▶ [WORK TO COMPLETE]:
Reproduce the rows below word for word, leaving out the pictures.

▶ [Spatial annotation entries]:
****************

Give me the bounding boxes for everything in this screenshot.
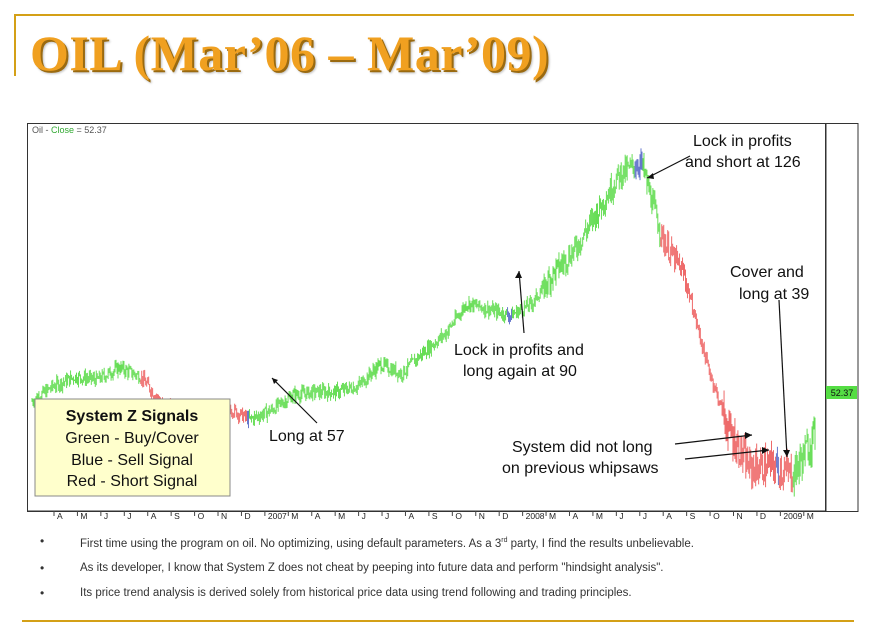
x-tick-label: 2007 (268, 511, 287, 519)
annotation-long57: Long at 57 (269, 428, 345, 445)
chart-header: Oil - Close = 52.37 (32, 125, 107, 135)
slide-title: OIL (Mar’06 – Mar’09) (30, 25, 550, 81)
x-tick-label: O (713, 511, 720, 519)
x-tick-label: N (479, 511, 485, 519)
x-tick-label: M (338, 511, 345, 519)
arrowhead-lock90 (515, 271, 522, 278)
arrows (271, 155, 788, 460)
bullet-text-1a: First time using the program on oil. No … (80, 537, 502, 550)
x-tick-label: S (690, 511, 696, 519)
arrowheads (272, 173, 790, 457)
x-tick-label: O (198, 511, 205, 519)
legend-line-green: Green - Buy/Cover (65, 430, 199, 447)
arrowhead-whipsaw2 (762, 447, 769, 454)
price-chart: Oil - Close = 52.37 A M J J A S O N D 2007 M A M J J A S… (27, 123, 859, 519)
x-tick-label: A (408, 511, 414, 519)
annotation-whipsaw-l1: System did not long (512, 439, 653, 456)
bullet-item-2: • As its developer, I know that System Z … (40, 561, 860, 575)
x-tick-label: A (315, 511, 321, 519)
x-tick-label: N (737, 511, 743, 519)
x-tick-label: N (221, 511, 227, 519)
bullet-text-1-sup: rd (501, 537, 508, 544)
x-axis-ticks: A M J J A S O N D 2007 M A M J J A S O N D 2008 M A M J J A S O N D 200… (53, 511, 814, 519)
annotation-lock90-l1: Lock in profits and (454, 342, 584, 359)
arrowhead-whipsaw1 (745, 432, 752, 439)
x-tick-label: A (666, 511, 672, 519)
annotation-whipsaw-l2: on previous whipsaws (502, 460, 659, 477)
price-axis-panel (825, 123, 859, 512)
x-tick-label: J (619, 511, 623, 519)
arrow-whipsaw1 (674, 434, 753, 445)
x-tick-label: A (151, 511, 157, 519)
last-price-tag-bg (826, 386, 857, 399)
annotation-cover-l2: long at 39 (739, 286, 809, 303)
x-tick-label: J (104, 511, 108, 519)
arrowhead-cover39 (783, 450, 790, 457)
signals-legend: System Z Signals Green - Buy/Cover Blue … (34, 398, 231, 497)
x-tick-label: M (596, 511, 603, 519)
last-price-tag: 52.37 (826, 386, 857, 399)
bullet-text-3: Its price trend analysis is derived sole… (80, 586, 632, 599)
x-tick-label: D (760, 511, 766, 519)
legend-box (34, 398, 231, 497)
bullet-dot: • (40, 534, 45, 548)
x-tick-label: S (174, 511, 180, 519)
annotation-lock126-l2: and short at 126 (685, 154, 801, 171)
annotation-lock126-l1: Lock in profits (693, 133, 792, 150)
x-tick-label: A (572, 511, 578, 519)
x-tick-label: 2009 (783, 511, 802, 519)
arrowhead-lock126 (647, 173, 654, 179)
bullet-text-2: As its developer, I know that System Z d… (80, 562, 664, 575)
x-tick-label: J (643, 511, 647, 519)
arrow-lock90 (518, 270, 525, 334)
arrowhead-long57 (272, 378, 278, 384)
x-tick-label: M (807, 511, 814, 519)
arrow-long57 (271, 377, 318, 424)
legend-line-red: Red - Short Signal (67, 473, 198, 490)
bullet-list: • First time using the program on oil. No… (40, 534, 860, 610)
x-tick-label: J (127, 511, 131, 519)
legend-title: System Z Signals (66, 408, 199, 425)
bullet-item-1: • First time using the program on oil. No… (40, 534, 860, 551)
x-tick-label: J (385, 511, 389, 519)
x-tick-label: J (362, 511, 366, 519)
x-tick-label: M (80, 511, 87, 519)
x-tick-label: 2008 (526, 511, 545, 519)
last-price-tag-text: 52.37 (831, 388, 854, 398)
x-tick-label: S (432, 511, 438, 519)
annotation-lock90-l2: long again at 90 (463, 363, 577, 380)
left-rule (14, 14, 16, 76)
x-tick-label: D (502, 511, 508, 519)
top-rule (14, 14, 854, 16)
x-tick-label: O (455, 511, 462, 519)
bullet-dot: • (40, 585, 45, 600)
x-tick-label: M (291, 511, 298, 519)
annotation-cover-l1: Cover and (730, 264, 804, 281)
x-tick-label: A (57, 511, 63, 519)
bullet-dot: • (40, 561, 45, 576)
arrow-lock126 (646, 155, 691, 179)
bullet-item-3: • Its price trend analysis is derived sol… (40, 586, 860, 600)
x-tick-label: M (549, 511, 556, 519)
arrow-cover39 (778, 299, 788, 458)
bottom-rule (22, 620, 854, 622)
legend-line-blue: Blue - Sell Signal (71, 452, 193, 469)
x-tick-label: D (244, 511, 250, 519)
arrow-whipsaw2 (684, 449, 770, 460)
bullet-text-1b: party, I find the results unbelievable. (507, 537, 694, 550)
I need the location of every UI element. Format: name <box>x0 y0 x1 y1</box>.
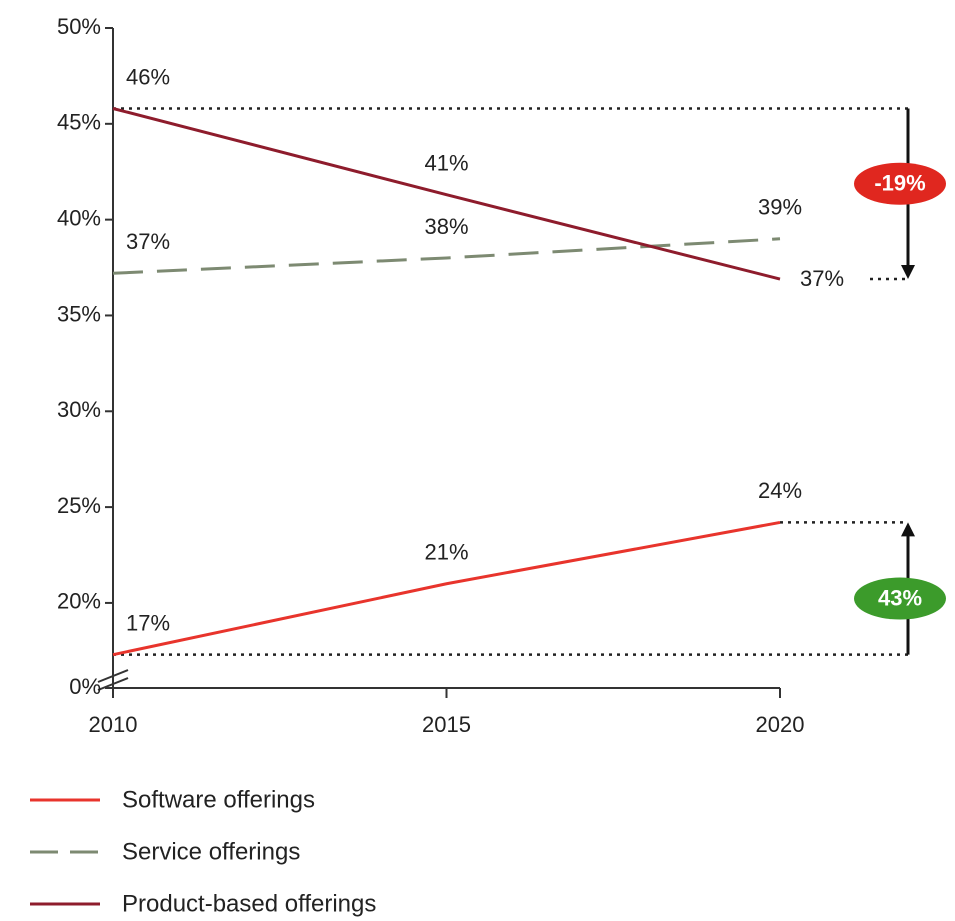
legend-label: Software offerings <box>122 786 315 813</box>
data-label: 38% <box>424 214 468 239</box>
data-label: 39% <box>758 195 802 220</box>
y-tick-label: 50% <box>57 14 101 39</box>
y-tick-label: 45% <box>57 110 101 135</box>
data-label: 46% <box>126 64 170 89</box>
x-tick-label: 2010 <box>89 712 138 737</box>
data-label: 17% <box>126 610 170 635</box>
y-tick-label: 25% <box>57 493 101 518</box>
data-label: 37% <box>800 266 844 291</box>
y-tick-label: 20% <box>57 589 101 614</box>
series-line <box>112 107 781 281</box>
badge-label: -19% <box>874 171 925 196</box>
y-tick-label: 30% <box>57 397 101 422</box>
data-label: 37% <box>126 229 170 254</box>
data-label: 24% <box>758 478 802 503</box>
x-tick-label: 2020 <box>756 712 805 737</box>
data-label: 21% <box>424 540 468 565</box>
legend-label: Service offerings <box>122 838 300 865</box>
y-tick-label: 40% <box>57 205 101 230</box>
x-tick-label: 2015 <box>422 712 471 737</box>
badge-label: 43% <box>878 585 922 610</box>
arrow-head <box>901 522 915 537</box>
series-line <box>112 520 781 657</box>
y-tick-label: 0% <box>69 674 101 699</box>
legend-label: Product-based offerings <box>122 890 376 917</box>
data-label: 41% <box>424 151 468 176</box>
arrow-head <box>901 265 915 280</box>
y-tick-label: 35% <box>57 301 101 326</box>
series-line <box>112 237 781 275</box>
badge <box>854 162 946 205</box>
badge <box>854 577 946 620</box>
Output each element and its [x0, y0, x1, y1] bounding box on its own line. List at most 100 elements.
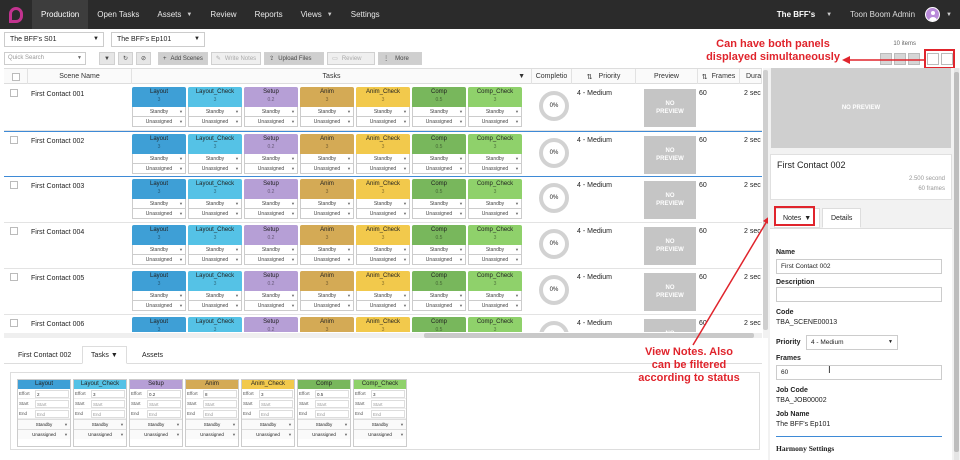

****************

▶ [REPLY]:
Give me the bounding boxes for everything in this screenshot.
x-tick-label: 2007 (268, 511, 287, 519)
annotation-long57: Long at 57 (269, 428, 345, 445)
chart-header: Oil - Close = 52.37 (32, 125, 107, 135)
slide-title: OIL (Mar’06 – Mar’09) (30, 25, 550, 81)
x-tick-label: O (713, 511, 720, 519)
x-tick-label: N (479, 511, 485, 519)
x-tick-label: M (338, 511, 345, 519)
arrowhead-lock90 (515, 271, 522, 278)
arrows (271, 155, 788, 460)
bullet-text-1a: First time using the program on oil. No … (80, 537, 502, 550)
x-tick-label: S (690, 511, 696, 519)
arrowheads (272, 173, 790, 457)
x-tick-label: O (198, 511, 205, 519)
legend-line-green: Green - Buy/Cover (65, 430, 199, 447)
arrowhead-whipsaw2 (762, 447, 769, 454)
price-chart: Oil - Close = 52.37 A M J J A S O N D 2007 M A M J J A S… (27, 123, 859, 519)
x-tick-label: A (408, 511, 414, 519)
annotation-whipsaw-l1: System did not long (512, 439, 653, 456)
bullet-item-2: • As its developer, I know that System Z … (40, 561, 860, 575)
x-tick-label: A (315, 511, 321, 519)
x-tick-label: N (737, 511, 743, 519)
x-tick-label: N (221, 511, 227, 519)
bullet-text-1-sup: rd (501, 537, 508, 544)
x-axis-ticks: A M J J A S O N D 2007 M A M J J A S O N D 2008 M A M J J A S O N D 200… (53, 511, 814, 519)
annotation-lock90-l1: Lock in profits and (454, 342, 584, 359)
arrowhead-whipsaw1 (745, 432, 752, 439)
x-tick-label: A (666, 511, 672, 519)
annotation-whipsaw-l2: on previous whipsaws (502, 460, 659, 477)
price-axis-panel (825, 123, 859, 512)
x-tick-label: J (619, 511, 623, 519)
arrow-whipsaw1 (674, 434, 753, 445)
x-tick-label: A (151, 511, 157, 519)
last-price-tag-bg (826, 386, 857, 399)
annotation-cover-l2: long at 39 (739, 286, 809, 303)
x-tick-label: J (104, 511, 108, 519)
arrowhead-cover39 (783, 450, 790, 457)
signals-legend: System Z Signals Green - Buy/Cover Blue … (34, 398, 231, 497)
x-tick-label: M (596, 511, 603, 519)
last-price-tag: 52.37 (826, 386, 857, 399)
bullet-text-3: Its price trend analysis is derived sole… (80, 586, 632, 599)
x-tick-label: D (760, 511, 766, 519)
legend-box (34, 398, 231, 497)
bullet-dot: • (40, 534, 45, 548)
x-tick-label: S (174, 511, 180, 519)
annotation-lock126-l2: and short at 126 (685, 154, 801, 171)
annotation-lock126-l1: Lock in profits (693, 133, 792, 150)
x-tick-label: A (572, 511, 578, 519)
x-tick-label: 2009 (783, 511, 802, 519)
arrowhead-lock126 (647, 173, 654, 179)
bullet-text-2: As its developer, I know that System Z d… (80, 562, 664, 575)
x-tick-label: J (643, 511, 647, 519)
arrow-lock90 (518, 270, 525, 334)
arrowhead-long57 (272, 378, 278, 384)
x-tick-label: M (807, 511, 814, 519)
arrow-long57 (271, 377, 318, 424)
legend-line-red: Red - Short Signal (67, 473, 198, 490)
bullet-list: • First time using the program on oil. No… (40, 534, 860, 610)
x-tick-label: J (127, 511, 131, 519)
legend-title: System Z Signals (66, 408, 199, 425)
bullet-item-1: • First time using the program on oil. No… (40, 534, 860, 551)
x-tick-label: J (385, 511, 389, 519)
x-tick-label: J (362, 511, 366, 519)
x-tick-label: M (80, 511, 87, 519)
x-tick-label: 2008 (526, 511, 545, 519)
last-price-tag-text: 52.37 (831, 388, 854, 398)
x-tick-label: S (432, 511, 438, 519)
annotation-lock90-l2: long again at 90 (463, 363, 577, 380)
left-rule (14, 14, 16, 76)
x-tick-label: D (502, 511, 508, 519)
top-rule (14, 14, 854, 16)
x-tick-label: O (455, 511, 462, 519)
bullet-dot: • (40, 585, 45, 600)
x-tick-label: M (291, 511, 298, 519)
annotation-cover-l1: Cover and (730, 264, 804, 281)
x-tick-label: A (57, 511, 63, 519)
bullet-dot: • (40, 561, 45, 576)
arrow-lock126 (646, 155, 691, 179)
bullet-item-3: • Its price trend analysis is derived sol… (40, 586, 860, 600)
x-tick-label: M (549, 511, 556, 519)
arrow-cover39 (778, 299, 788, 458)
bottom-rule (22, 620, 854, 622)
legend-line-blue: Blue - Sell Signal (71, 452, 193, 469)
x-tick-label: D (244, 511, 250, 519)
arrow-whipsaw2 (684, 449, 770, 460)
bullet-text-1b: party, I find the results unbelievable. (507, 537, 694, 550)
I need the location of every UI element. Format: name <box>x0 y0 x1 y1</box>.
legend-label: Software offerings <box>122 786 315 813</box>
data-label: 38% <box>424 214 468 239</box>
data-label: 39% <box>758 195 802 220</box>
y-tick-label: 50% <box>57 14 101 39</box>
y-tick-label: 45% <box>57 110 101 135</box>
data-label: 46% <box>126 64 170 89</box>
x-tick-label: 2010 <box>89 712 138 737</box>
data-label: 17% <box>126 610 170 635</box>
y-tick-label: 25% <box>57 493 101 518</box>
data-label: 37% <box>800 266 844 291</box>
y-tick-label: 20% <box>57 589 101 614</box>
series-line <box>112 107 781 281</box>
badge-label: -19% <box>874 171 925 196</box>
y-tick-label: 30% <box>57 397 101 422</box>
data-label: 37% <box>126 229 170 254</box>
data-label: 24% <box>758 478 802 503</box>
x-tick-label: 2020 <box>756 712 805 737</box>
data-label: 21% <box>424 540 468 565</box>
legend-label: Service offerings <box>122 838 300 865</box>
y-tick-label: 40% <box>57 205 101 230</box>
x-tick-label: 2015 <box>422 712 471 737</box>
badge-label: 43% <box>878 585 922 610</box>
arrow-head <box>901 522 915 537</box>
series-line <box>112 520 781 657</box>
y-tick-label: 0% <box>69 674 101 699</box>
legend-label: Product-based offerings <box>122 890 376 917</box>
data-label: 41% <box>424 151 468 176</box>
arrow-head <box>901 265 915 280</box>
y-tick-label: 35% <box>57 301 101 326</box>
series-line <box>112 237 781 275</box>
badge <box>854 162 946 205</box>
badge <box>854 577 946 620</box>
Output each element and its [x0, y0, x1, y1] bounding box on its own line. List at most 100 elements.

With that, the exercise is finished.